/---
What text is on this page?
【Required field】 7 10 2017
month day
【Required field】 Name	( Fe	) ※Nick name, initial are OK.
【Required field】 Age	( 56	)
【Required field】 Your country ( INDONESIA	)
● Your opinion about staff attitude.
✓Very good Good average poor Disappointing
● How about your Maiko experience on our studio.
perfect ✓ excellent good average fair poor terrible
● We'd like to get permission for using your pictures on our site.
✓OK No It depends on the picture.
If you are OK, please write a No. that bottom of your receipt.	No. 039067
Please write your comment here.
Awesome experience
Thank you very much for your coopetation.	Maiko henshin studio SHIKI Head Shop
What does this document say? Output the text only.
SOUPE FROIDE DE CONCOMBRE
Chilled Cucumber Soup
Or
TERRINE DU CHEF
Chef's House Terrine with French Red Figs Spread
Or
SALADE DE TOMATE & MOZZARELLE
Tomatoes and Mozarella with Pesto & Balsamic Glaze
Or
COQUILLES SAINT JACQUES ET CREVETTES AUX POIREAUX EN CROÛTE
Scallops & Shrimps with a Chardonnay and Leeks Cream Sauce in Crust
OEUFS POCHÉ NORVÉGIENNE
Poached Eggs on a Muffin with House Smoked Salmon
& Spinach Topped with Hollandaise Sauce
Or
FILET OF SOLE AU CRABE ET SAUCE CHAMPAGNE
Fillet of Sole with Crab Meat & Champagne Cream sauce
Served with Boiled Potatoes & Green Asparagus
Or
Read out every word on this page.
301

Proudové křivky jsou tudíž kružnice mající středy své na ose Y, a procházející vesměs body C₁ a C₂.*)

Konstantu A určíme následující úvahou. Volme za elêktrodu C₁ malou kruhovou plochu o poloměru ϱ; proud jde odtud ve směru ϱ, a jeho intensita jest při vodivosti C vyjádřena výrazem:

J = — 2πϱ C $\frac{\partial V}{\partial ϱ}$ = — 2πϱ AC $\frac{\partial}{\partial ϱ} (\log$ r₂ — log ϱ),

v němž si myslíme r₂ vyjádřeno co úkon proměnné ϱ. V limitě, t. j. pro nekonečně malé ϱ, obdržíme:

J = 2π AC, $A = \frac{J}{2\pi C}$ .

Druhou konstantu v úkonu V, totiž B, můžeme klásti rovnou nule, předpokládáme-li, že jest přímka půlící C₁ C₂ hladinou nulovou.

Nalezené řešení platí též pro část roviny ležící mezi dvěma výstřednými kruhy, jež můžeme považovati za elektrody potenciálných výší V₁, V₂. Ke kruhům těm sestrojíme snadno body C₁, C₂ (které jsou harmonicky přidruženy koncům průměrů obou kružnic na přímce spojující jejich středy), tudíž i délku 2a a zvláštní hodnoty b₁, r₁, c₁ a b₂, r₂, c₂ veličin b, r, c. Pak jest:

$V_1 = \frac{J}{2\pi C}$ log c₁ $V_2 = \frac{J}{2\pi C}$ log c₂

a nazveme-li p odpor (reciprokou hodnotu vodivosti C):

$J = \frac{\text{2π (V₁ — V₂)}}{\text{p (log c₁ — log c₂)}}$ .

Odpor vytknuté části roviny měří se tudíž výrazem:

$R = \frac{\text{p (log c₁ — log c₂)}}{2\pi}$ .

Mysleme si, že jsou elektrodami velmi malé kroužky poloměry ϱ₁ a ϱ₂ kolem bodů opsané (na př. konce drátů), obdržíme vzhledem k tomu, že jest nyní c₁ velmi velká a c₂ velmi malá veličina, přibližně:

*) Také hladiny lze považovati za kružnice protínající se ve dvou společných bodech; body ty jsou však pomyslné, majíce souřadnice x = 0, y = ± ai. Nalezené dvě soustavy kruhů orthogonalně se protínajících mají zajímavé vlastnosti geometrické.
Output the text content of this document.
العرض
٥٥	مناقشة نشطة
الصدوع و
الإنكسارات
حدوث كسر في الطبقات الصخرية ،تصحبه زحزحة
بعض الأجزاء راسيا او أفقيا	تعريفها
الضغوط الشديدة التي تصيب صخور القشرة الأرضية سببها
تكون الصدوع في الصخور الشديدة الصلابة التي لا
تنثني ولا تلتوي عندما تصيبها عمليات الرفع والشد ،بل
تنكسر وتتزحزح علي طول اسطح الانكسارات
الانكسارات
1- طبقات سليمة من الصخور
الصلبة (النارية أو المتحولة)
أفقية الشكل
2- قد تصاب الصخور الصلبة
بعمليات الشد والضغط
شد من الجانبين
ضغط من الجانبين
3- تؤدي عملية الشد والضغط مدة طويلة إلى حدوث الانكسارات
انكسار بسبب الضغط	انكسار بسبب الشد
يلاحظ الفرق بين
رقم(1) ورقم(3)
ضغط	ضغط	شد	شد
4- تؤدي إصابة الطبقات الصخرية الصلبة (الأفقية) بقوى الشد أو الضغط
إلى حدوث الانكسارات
\---
Go through the entries and repeat each one exactly.

What text is on this page?
【Required field】 7 10 2017
month day
【Required field】 Name	( Fe	) ※Nick name, initial are OK.
【Required field】 Age	( 56	)
【Required field】 Your country ( INDONESIA	)
● Your opinion about staff attitude.
✓Very good Good average poor Disappointing
● How about your Maiko experience on our studio.
perfect ✓ excellent good average fair poor terrible
● We'd like to get permission for using your pictures on our site.
✓OK No It depends on the picture.
If you are OK, please write a No. that bottom of your receipt.	No. 039067
Please write your comment here.
Awesome experience
Thank you very much for your coopetation.	Maiko henshin studio SHIKI Head Shop
What does this document say? Output the text only.
SOUPE FROIDE DE CONCOMBRE
Chilled Cucumber Soup
Or
TERRINE DU CHEF
Chef's House Terrine with French Red Figs Spread
Or
SALADE DE TOMATE & MOZZARELLE
Tomatoes and Mozarella with Pesto & Balsamic Glaze
Or
COQUILLES SAINT JACQUES ET CREVETTES AUX POIREAUX EN CROÛTE
Scallops & Shrimps with a Chardonnay and Leeks Cream Sauce in Crust
OEUFS POCHÉ NORVÉGIENNE
Poached Eggs on a Muffin with House Smoked Salmon
& Spinach Topped with Hollandaise Sauce
Or
FILET OF SOLE AU CRABE ET SAUCE CHAMPAGNE
Fillet of Sole with Crab Meat & Champagne Cream sauce
Served with Boiled Potatoes & Green Asparagus
Or
Read out every word on this page.
301

Proudové křivky jsou tudíž kružnice mající středy své na ose Y, a procházející vesměs body C₁ a C₂.*)

Konstantu A určíme následující úvahou. Volme za elêktrodu C₁ malou kruhovou plochu o poloměru ϱ; proud jde odtud ve směru ϱ, a jeho intensita jest při vodivosti C vyjádřena výrazem:

J = — 2πϱ C $\frac{\partial V}{\partial ϱ}$ = — 2πϱ AC $\frac{\partial}{\partial ϱ} (\log$ r₂ — log ϱ),

v němž si myslíme r₂ vyjádřeno co úkon proměnné ϱ. V limitě, t. j. pro nekonečně malé ϱ, obdržíme:

J = 2π AC, $A = \frac{J}{2\pi C}$ .

Druhou konstantu v úkonu V, totiž B, můžeme klásti rovnou nule, předpokládáme-li, že jest přímka půlící C₁ C₂ hladinou nulovou.

Nalezené řešení platí též pro část roviny ležící mezi dvěma výstřednými kruhy, jež můžeme považovati za elektrody potenciálných výší V₁, V₂. Ke kruhům těm sestrojíme snadno body C₁, C₂ (které jsou harmonicky přidruženy koncům průměrů obou kružnic na přímce spojující jejich středy), tudíž i délku 2a a zvláštní hodnoty b₁, r₁, c₁ a b₂, r₂, c₂ veličin b, r, c. Pak jest:

$V_1 = \frac{J}{2\pi C}$ log c₁ $V_2 = \frac{J}{2\pi C}$ log c₂

a nazveme-li p odpor (reciprokou hodnotu vodivosti C):

$J = \frac{\text{2π (V₁ — V₂)}}{\text{p (log c₁ — log c₂)}}$ .

Odpor vytknuté části roviny měří se tudíž výrazem:

$R = \frac{\text{p (log c₁ — log c₂)}}{2\pi}$ .

Mysleme si, že jsou elektrodami velmi malé kroužky poloměry ϱ₁ a ϱ₂ kolem bodů opsané (na př. konce drátů), obdržíme vzhledem k tomu, že jest nyní c₁ velmi velká a c₂ velmi malá veličina, přibližně:

*) Také hladiny lze považovati za kružnice protínající se ve dvou společných bodech; body ty jsou však pomyslné, majíce souřadnice x = 0, y = ± ai. Nalezené dvě soustavy kruhů orthogonalně se protínajících mají zajímavé vlastnosti geometrické.
Output the text content of this document.
العرض
٥٥	مناقشة نشطة
الصدوع و
الإنكسارات
حدوث كسر في الطبقات الصخرية ،تصحبه زحزحة
بعض الأجزاء راسيا او أفقيا	تعريفها
الضغوط الشديدة التي تصيب صخور القشرة الأرضية سببها
تكون الصدوع في الصخور الشديدة الصلابة التي لا
تنثني ولا تلتوي عندما تصيبها عمليات الرفع والشد ،بل
تنكسر وتتزحزح علي طول اسطح الانكسارات
الانكسارات
1- طبقات سليمة من الصخور
الصلبة (النارية أو المتحولة)
أفقية الشكل
2- قد تصاب الصخور الصلبة
بعمليات الشد والضغط
شد من الجانبين
ضغط من الجانبين
3- تؤدي عملية الشد والضغط مدة طويلة إلى حدوث الانكسارات
انكسار بسبب الضغط	انكسار بسبب الشد
يلاحظ الفرق بين
رقم(1) ورقم(3)
ضغط	ضغط	شد	شد
4- تؤدي إصابة الطبقات الصخرية الصلبة (الأفقية) بقوى الشد أو الضغط
إلى حدوث الانكسارات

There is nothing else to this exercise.